Supplied data
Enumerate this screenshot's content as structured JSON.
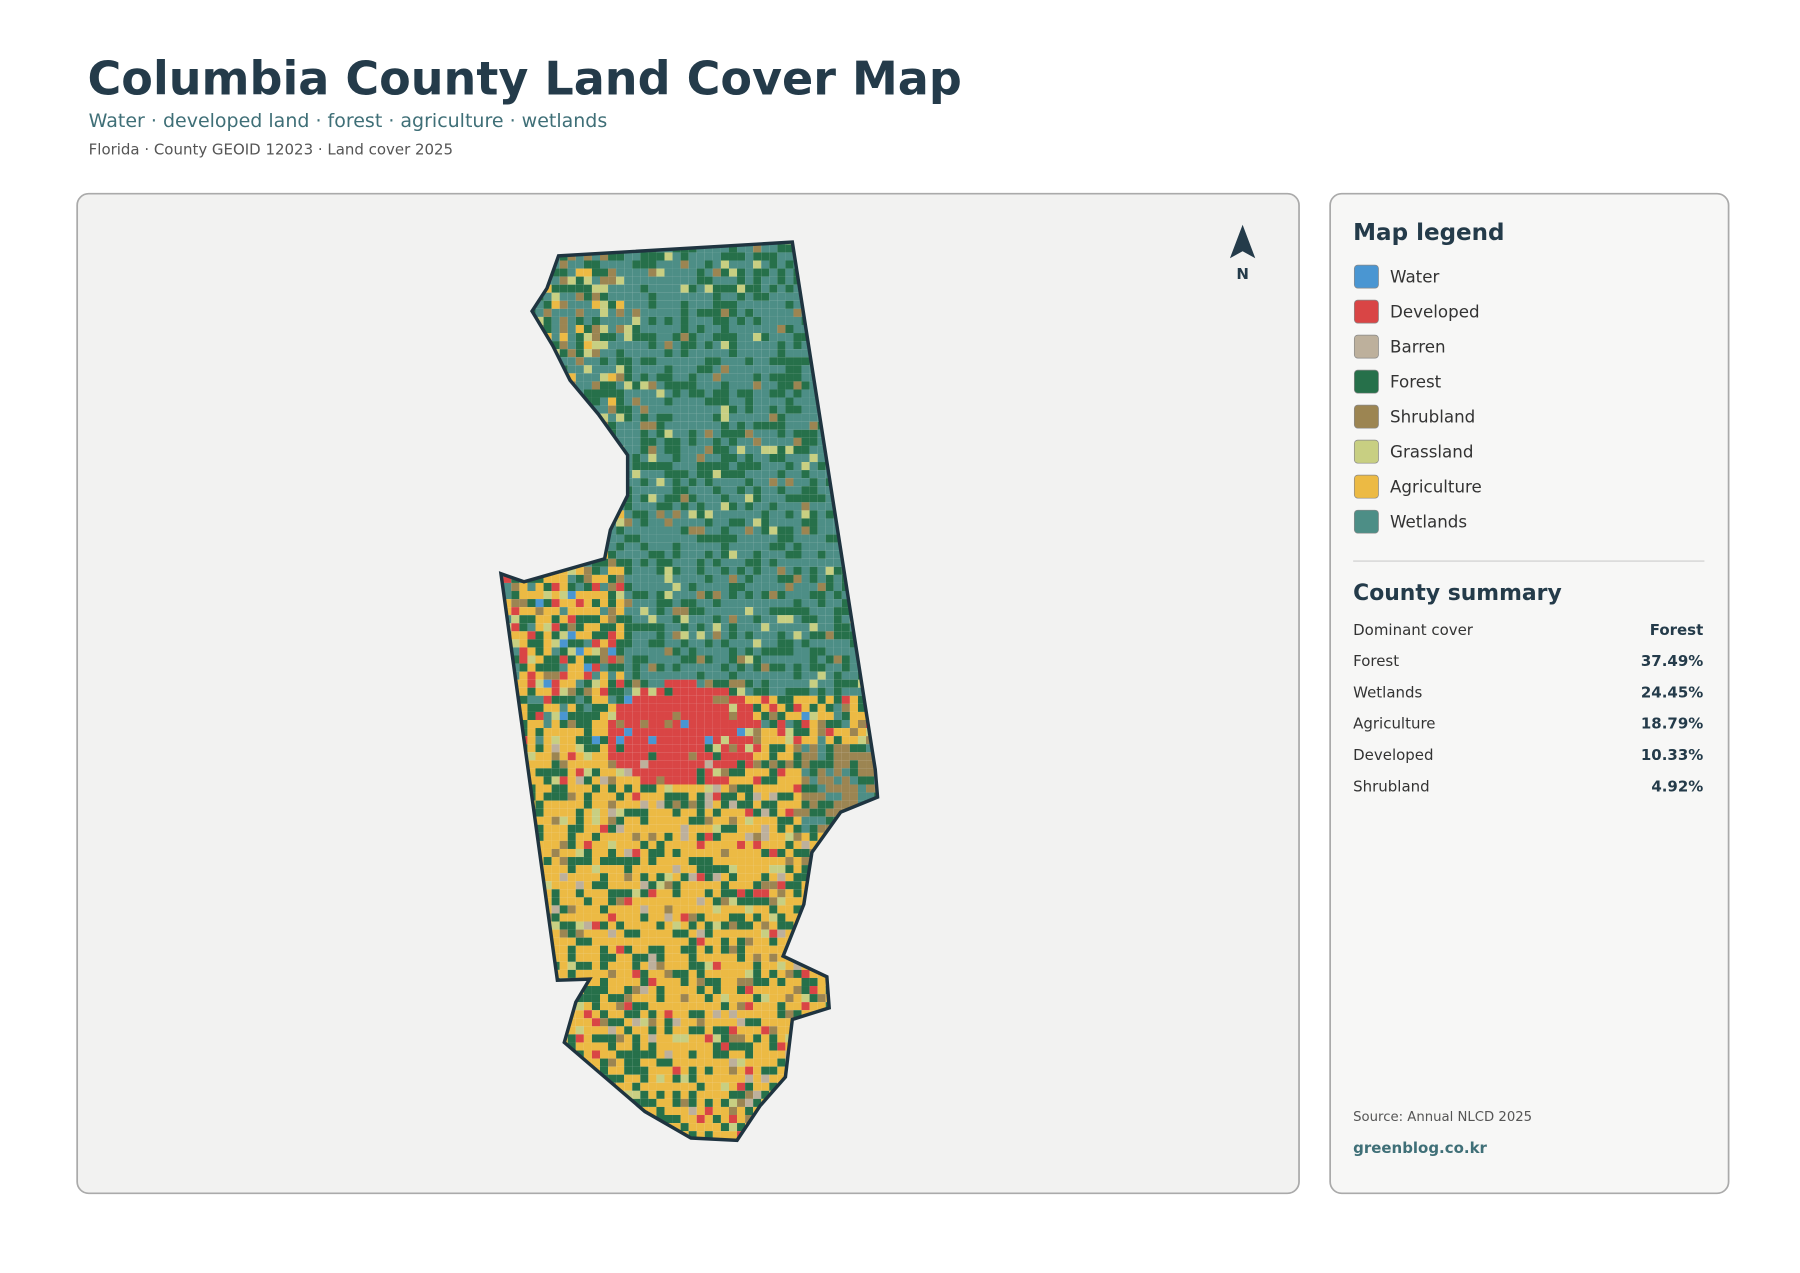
{
  "header": {
    "title": "Columbia County Land Cover Map",
    "subtitle": "Water · developed land · forest · agriculture · wetlands",
    "meta": "Florida · County GEOID 12023 · Land cover 2025"
  },
  "map": {
    "north_label": "N"
  },
  "legend": {
    "title": "Map legend",
    "items": [
      {
        "label": "Water",
        "color": "#4a96d2"
      },
      {
        "label": "Developed",
        "color": "#d94545"
      },
      {
        "label": "Barren",
        "color": "#bdb09c"
      },
      {
        "label": "Forest",
        "color": "#26704a"
      },
      {
        "label": "Shrubland",
        "color": "#9c8552"
      },
      {
        "label": "Grassland",
        "color": "#c8cf82"
      },
      {
        "label": "Agriculture",
        "color": "#ecba44"
      },
      {
        "label": "Wetlands",
        "color": "#4d8e86"
      }
    ]
  },
  "summary": {
    "title": "County summary",
    "rows": [
      {
        "label": "Dominant cover",
        "value": "Forest"
      },
      {
        "label": "Forest",
        "value": "37.49%"
      },
      {
        "label": "Wetlands",
        "value": "24.45%"
      },
      {
        "label": "Agriculture",
        "value": "18.79%"
      },
      {
        "label": "Developed",
        "value": "10.33%"
      },
      {
        "label": "Shrubland",
        "value": "4.92%"
      }
    ]
  },
  "footer": {
    "source": "Source: Annual NLCD 2025",
    "site": "greenblog.co.kr"
  }
}
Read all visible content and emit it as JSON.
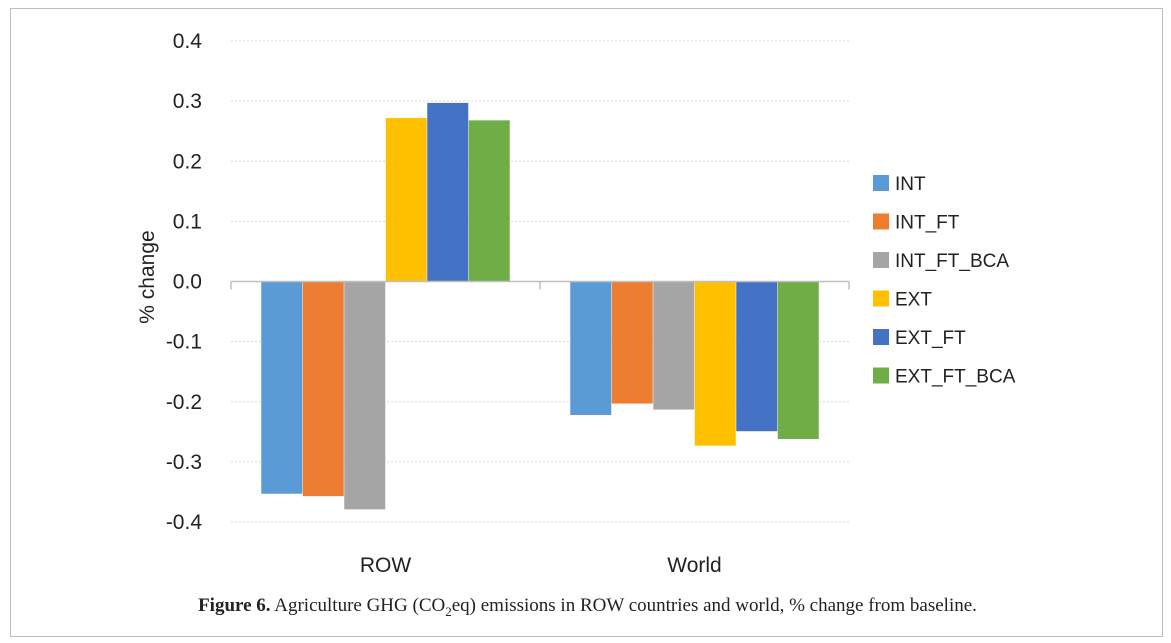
{
  "chart_data": {
    "type": "bar",
    "categories": [
      "ROW",
      "World"
    ],
    "series": [
      {
        "name": "INT",
        "values": [
          -0.353,
          -0.222
        ],
        "color": "#5B9BD5"
      },
      {
        "name": "INT_FT",
        "values": [
          -0.357,
          -0.203
        ],
        "color": "#ED7D31"
      },
      {
        "name": "INT_FT_BCA",
        "values": [
          -0.379,
          -0.213
        ],
        "color": "#A5A5A5"
      },
      {
        "name": "EXT",
        "values": [
          0.272,
          -0.273
        ],
        "color": "#FFC000"
      },
      {
        "name": "EXT_FT",
        "values": [
          0.297,
          -0.249
        ],
        "color": "#4472C4"
      },
      {
        "name": "EXT_FT_BCA",
        "values": [
          0.268,
          -0.262
        ],
        "color": "#70AD47"
      }
    ],
    "ylabel": "% change",
    "ylim": [
      -0.4,
      0.4
    ],
    "yticks": [
      "0.4",
      "0.3",
      "0.2",
      "0.1",
      "0.0",
      "-0.1",
      "-0.2",
      "-0.3",
      "-0.4"
    ],
    "grid": true,
    "legend": "right"
  },
  "caption": {
    "label": "Figure 6.",
    "text_before": " Agriculture GHG (CO",
    "subscript": "2",
    "text_after": "eq) emissions in ROW countries and world, % change from baseline."
  }
}
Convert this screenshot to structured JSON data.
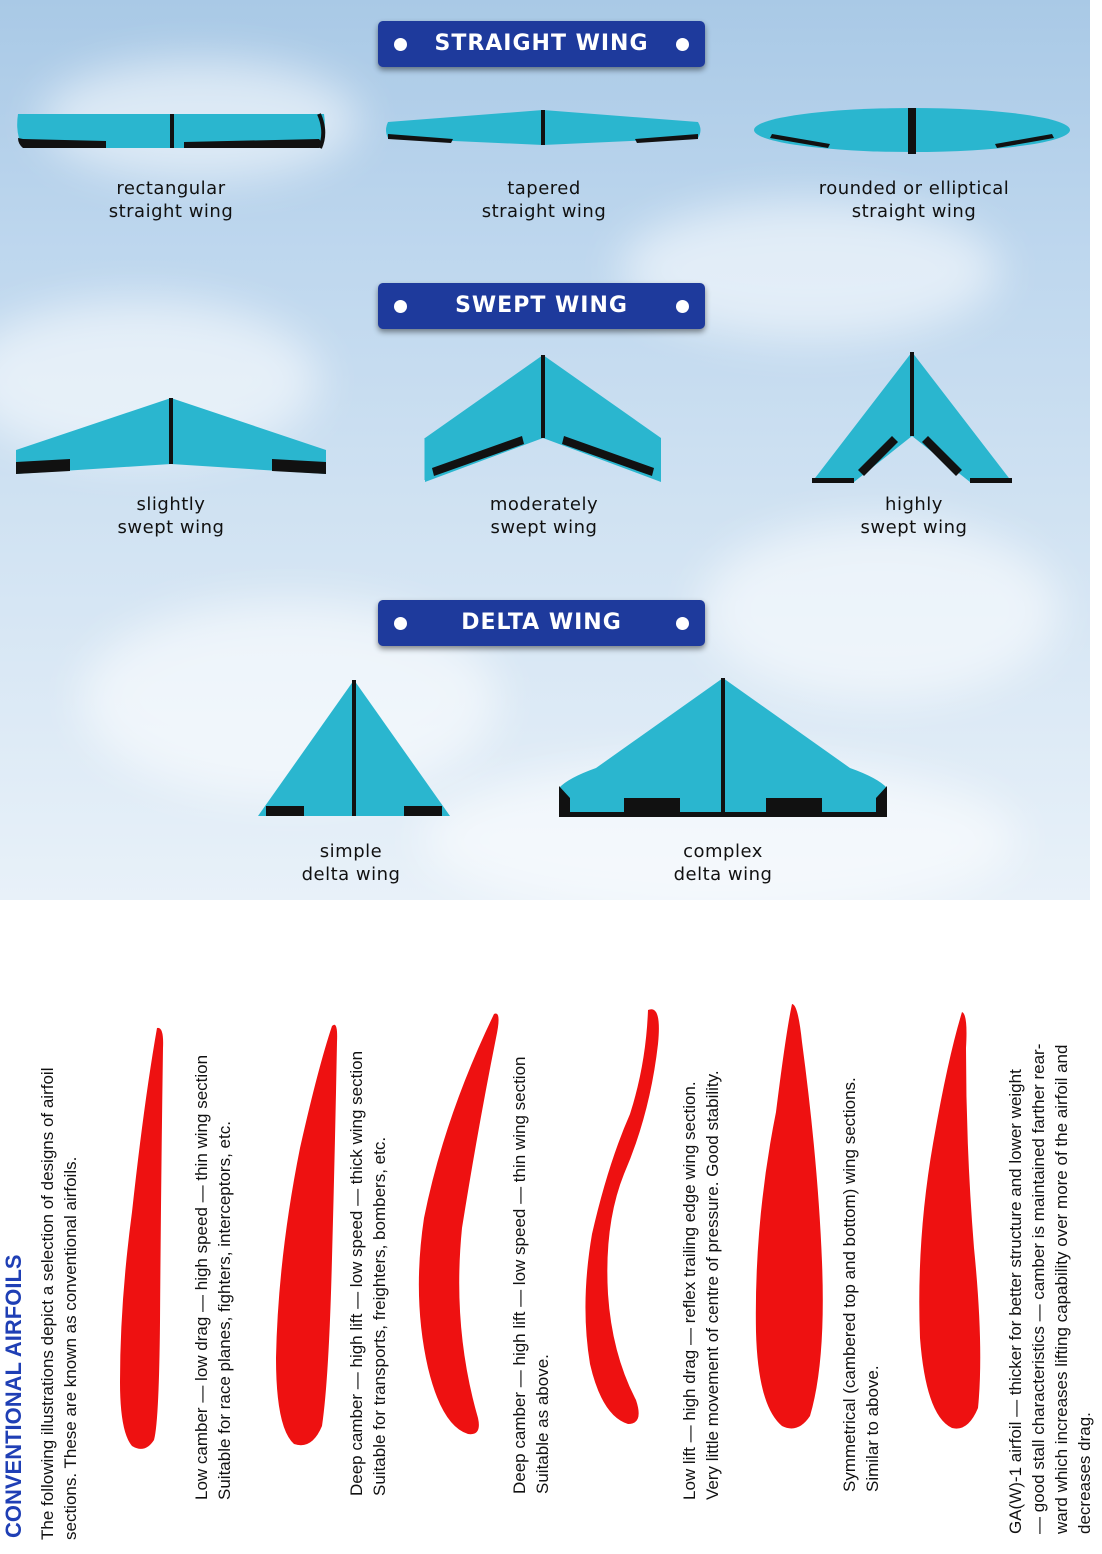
{
  "colors": {
    "wing_fill": "#2ab6cf",
    "wing_dark": "#111111",
    "banner": "#1e3a9c",
    "airfoil": "#ee1111",
    "title": "#1f3fb5"
  },
  "sections": {
    "straight": {
      "title": "STRAIGHT WING",
      "wings": [
        {
          "line1": "rectangular",
          "line2": "straight wing"
        },
        {
          "line1": "tapered",
          "line2": "straight wing"
        },
        {
          "line1": "rounded or elliptical",
          "line2": "straight wing"
        }
      ]
    },
    "swept": {
      "title": "SWEPT WING",
      "wings": [
        {
          "line1": "slightly",
          "line2": "swept wing"
        },
        {
          "line1": "moderately",
          "line2": "swept wing"
        },
        {
          "line1": "highly",
          "line2": "swept wing"
        }
      ]
    },
    "delta": {
      "title": "DELTA WING",
      "wings": [
        {
          "line1": "simple",
          "line2": "delta wing"
        },
        {
          "line1": "complex",
          "line2": "delta wing"
        }
      ]
    }
  },
  "airfoils": {
    "title": "CONVENTIONAL AIRFOILS",
    "intro": [
      "The following illustrations depict a selection of designs of airfoil",
      "sections. These are known as conventional airfoils."
    ],
    "items": [
      {
        "lines": [
          "Low camber — low drag — high speed — thin wing section",
          "Suitable for race planes, fighters, interceptors, etc."
        ]
      },
      {
        "lines": [
          "Deep camber — high lift — low speed — thick wing section",
          "Suitable for transports, freighters, bombers, etc."
        ]
      },
      {
        "lines": [
          "Deep camber — high lift — low speed — thin wing section",
          "Suitable as above."
        ]
      },
      {
        "lines": [
          "Low lift — high drag — reflex trailing edge wing section.",
          "Very little movement of centre of pressure. Good stability."
        ]
      },
      {
        "lines": [
          "Symmetrical (cambered top and bottom) wing sections.",
          "Similar to above."
        ]
      },
      {
        "lines": [
          "GA(W)-1 airfoil — thicker for better structure and lower weight",
          "— good stall characteristics — camber is maintained farther rear-",
          "ward which increases lifting capability over more of the airfoil and",
          "decreases drag."
        ]
      }
    ]
  }
}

Work instructions
Only a number is wanted: how many lines of the material include the word "legend".

Answer for this exercise
3